Excerpts from a figure dataset
______
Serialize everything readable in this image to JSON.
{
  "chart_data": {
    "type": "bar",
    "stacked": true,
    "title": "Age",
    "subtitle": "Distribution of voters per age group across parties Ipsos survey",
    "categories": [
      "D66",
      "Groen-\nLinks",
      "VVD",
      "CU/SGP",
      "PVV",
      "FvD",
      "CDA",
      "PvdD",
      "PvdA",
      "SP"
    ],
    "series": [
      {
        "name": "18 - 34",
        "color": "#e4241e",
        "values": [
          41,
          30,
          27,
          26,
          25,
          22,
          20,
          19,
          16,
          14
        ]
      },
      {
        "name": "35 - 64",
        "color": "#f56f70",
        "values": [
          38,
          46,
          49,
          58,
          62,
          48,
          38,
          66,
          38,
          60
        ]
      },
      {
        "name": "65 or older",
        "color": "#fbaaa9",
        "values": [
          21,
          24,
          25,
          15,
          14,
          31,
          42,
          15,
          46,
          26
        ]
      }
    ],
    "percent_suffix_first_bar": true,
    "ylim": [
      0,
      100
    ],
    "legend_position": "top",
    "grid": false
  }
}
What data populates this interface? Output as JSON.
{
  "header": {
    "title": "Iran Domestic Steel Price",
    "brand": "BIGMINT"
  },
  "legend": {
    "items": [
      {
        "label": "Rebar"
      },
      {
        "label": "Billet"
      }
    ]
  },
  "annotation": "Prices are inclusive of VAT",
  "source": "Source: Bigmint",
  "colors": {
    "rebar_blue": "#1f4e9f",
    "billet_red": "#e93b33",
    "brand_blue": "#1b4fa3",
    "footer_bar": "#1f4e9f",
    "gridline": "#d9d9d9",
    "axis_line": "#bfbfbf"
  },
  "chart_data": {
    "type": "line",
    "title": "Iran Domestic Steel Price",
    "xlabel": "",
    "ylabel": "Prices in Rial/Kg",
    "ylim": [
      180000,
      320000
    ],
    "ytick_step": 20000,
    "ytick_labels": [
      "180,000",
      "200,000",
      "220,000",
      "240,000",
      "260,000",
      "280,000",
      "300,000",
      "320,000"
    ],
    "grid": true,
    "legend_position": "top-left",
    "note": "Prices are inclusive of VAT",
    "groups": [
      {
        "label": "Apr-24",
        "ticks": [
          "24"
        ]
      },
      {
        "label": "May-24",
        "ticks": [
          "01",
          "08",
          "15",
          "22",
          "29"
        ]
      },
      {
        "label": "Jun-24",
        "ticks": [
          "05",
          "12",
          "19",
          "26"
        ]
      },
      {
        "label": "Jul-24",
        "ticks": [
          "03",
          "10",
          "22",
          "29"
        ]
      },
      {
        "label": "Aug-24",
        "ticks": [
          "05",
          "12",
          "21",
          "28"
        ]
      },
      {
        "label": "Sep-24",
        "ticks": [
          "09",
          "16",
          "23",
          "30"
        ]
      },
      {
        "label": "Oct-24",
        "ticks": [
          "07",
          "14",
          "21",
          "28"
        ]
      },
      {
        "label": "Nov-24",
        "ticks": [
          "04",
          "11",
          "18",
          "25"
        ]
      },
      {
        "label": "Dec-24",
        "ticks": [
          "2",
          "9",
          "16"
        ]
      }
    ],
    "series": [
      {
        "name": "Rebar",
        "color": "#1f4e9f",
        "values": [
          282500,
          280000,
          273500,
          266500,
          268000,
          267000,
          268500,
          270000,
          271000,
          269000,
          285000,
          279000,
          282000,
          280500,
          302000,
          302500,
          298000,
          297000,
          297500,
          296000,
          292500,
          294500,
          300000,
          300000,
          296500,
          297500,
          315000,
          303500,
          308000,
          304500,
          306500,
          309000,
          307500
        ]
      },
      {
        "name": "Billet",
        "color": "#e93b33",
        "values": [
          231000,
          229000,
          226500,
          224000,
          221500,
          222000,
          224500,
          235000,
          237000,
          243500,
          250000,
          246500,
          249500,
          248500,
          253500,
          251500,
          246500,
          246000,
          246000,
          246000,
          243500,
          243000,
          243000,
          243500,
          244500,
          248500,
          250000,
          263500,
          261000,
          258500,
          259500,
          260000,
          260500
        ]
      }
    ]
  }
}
______
**JOB**. Repeat all the entries word for word.

**SOLUTION BELOW**.
Serialize everything readable in this image to JSON.
{
  "chart_data": {
    "type": "bar",
    "stacked": true,
    "title": "Age",
    "subtitle": "Distribution of voters per age group across parties Ipsos survey",
    "categories": [
      "D66",
      "Groen-\nLinks",
      "VVD",
      "CU/SGP",
      "PVV",
      "FvD",
      "CDA",
      "PvdD",
      "PvdA",
      "SP"
    ],
    "series": [
      {
        "name": "18 - 34",
        "color": "#e4241e",
        "values": [
          41,
          30,
          27,
          26,
          25,
          22,
          20,
          19,
          16,
          14
        ]
      },
      {
        "name": "35 - 64",
        "color": "#f56f70",
        "values": [
          38,
          46,
          49,
          58,
          62,
          48,
          38,
          66,
          38,
          60
        ]
      },
      {
        "name": "65 or older",
        "color": "#fbaaa9",
        "values": [
          21,
          24,
          25,
          15,
          14,
          31,
          42,
          15,
          46,
          26
        ]
      }
    ],
    "percent_suffix_first_bar": true,
    "ylim": [
      0,
      100
    ],
    "legend_position": "top",
    "grid": false
  }
}
What data populates this interface? Output as JSON.
{
  "header": {
    "title": "Iran Domestic Steel Price",
    "brand": "BIGMINT"
  },
  "legend": {
    "items": [
      {
        "label": "Rebar"
      },
      {
        "label": "Billet"
      }
    ]
  },
  "annotation": "Prices are inclusive of VAT",
  "source": "Source: Bigmint",
  "colors": {
    "rebar_blue": "#1f4e9f",
    "billet_red": "#e93b33",
    "brand_blue": "#1b4fa3",
    "footer_bar": "#1f4e9f",
    "gridline": "#d9d9d9",
    "axis_line": "#bfbfbf"
  },
  "chart_data": {
    "type": "line",
    "title": "Iran Domestic Steel Price",
    "xlabel": "",
    "ylabel": "Prices in Rial/Kg",
    "ylim": [
      180000,
      320000
    ],
    "ytick_step": 20000,
    "ytick_labels": [
      "180,000",
      "200,000",
      "220,000",
      "240,000",
      "260,000",
      "280,000",
      "300,000",
      "320,000"
    ],
    "grid": true,
    "legend_position": "top-left",
    "note": "Prices are inclusive of VAT",
    "groups": [
      {
        "label": "Apr-24",
        "ticks": [
          "24"
        ]
      },
      {
        "label": "May-24",
        "ticks": [
          "01",
          "08",
          "15",
          "22",
          "29"
        ]
      },
      {
        "label": "Jun-24",
        "ticks": [
          "05",
          "12",
          "19",
          "26"
        ]
      },
      {
        "label": "Jul-24",
        "ticks": [
          "03",
          "10",
          "22",
          "29"
        ]
      },
      {
        "label": "Aug-24",
        "ticks": [
          "05",
          "12",
          "21",
          "28"
        ]
      },
      {
        "label": "Sep-24",
        "ticks": [
          "09",
          "16",
          "23",
          "30"
        ]
      },
      {
        "label": "Oct-24",
        "ticks": [
          "07",
          "14",
          "21",
          "28"
        ]
      },
      {
        "label": "Nov-24",
        "ticks": [
          "04",
          "11",
          "18",
          "25"
        ]
      },
      {
        "label": "Dec-24",
        "ticks": [
          "2",
          "9",
          "16"
        ]
      }
    ],
    "series": [
      {
        "name": "Rebar",
        "color": "#1f4e9f",
        "values": [
          282500,
          280000,
          273500,
          266500,
          268000,
          267000,
          268500,
          270000,
          271000,
          269000,
          285000,
          279000,
          282000,
          280500,
          302000,
          302500,
          298000,
          297000,
          297500,
          296000,
          292500,
          294500,
          300000,
          300000,
          296500,
          297500,
          315000,
          303500,
          308000,
          304500,
          306500,
          309000,
          307500
        ]
      },
      {
        "name": "Billet",
        "color": "#e93b33",
        "values": [
          231000,
          229000,
          226500,
          224000,
          221500,
          222000,
          224500,
          235000,
          237000,
          243500,
          250000,
          246500,
          249500,
          248500,
          253500,
          251500,
          246500,
          246000,
          246000,
          246000,
          243500,
          243000,
          243000,
          243500,
          244500,
          248500,
          250000,
          263500,
          261000,
          258500,
          259500,
          260000,
          260500
        ]
      }
    ]
  }
}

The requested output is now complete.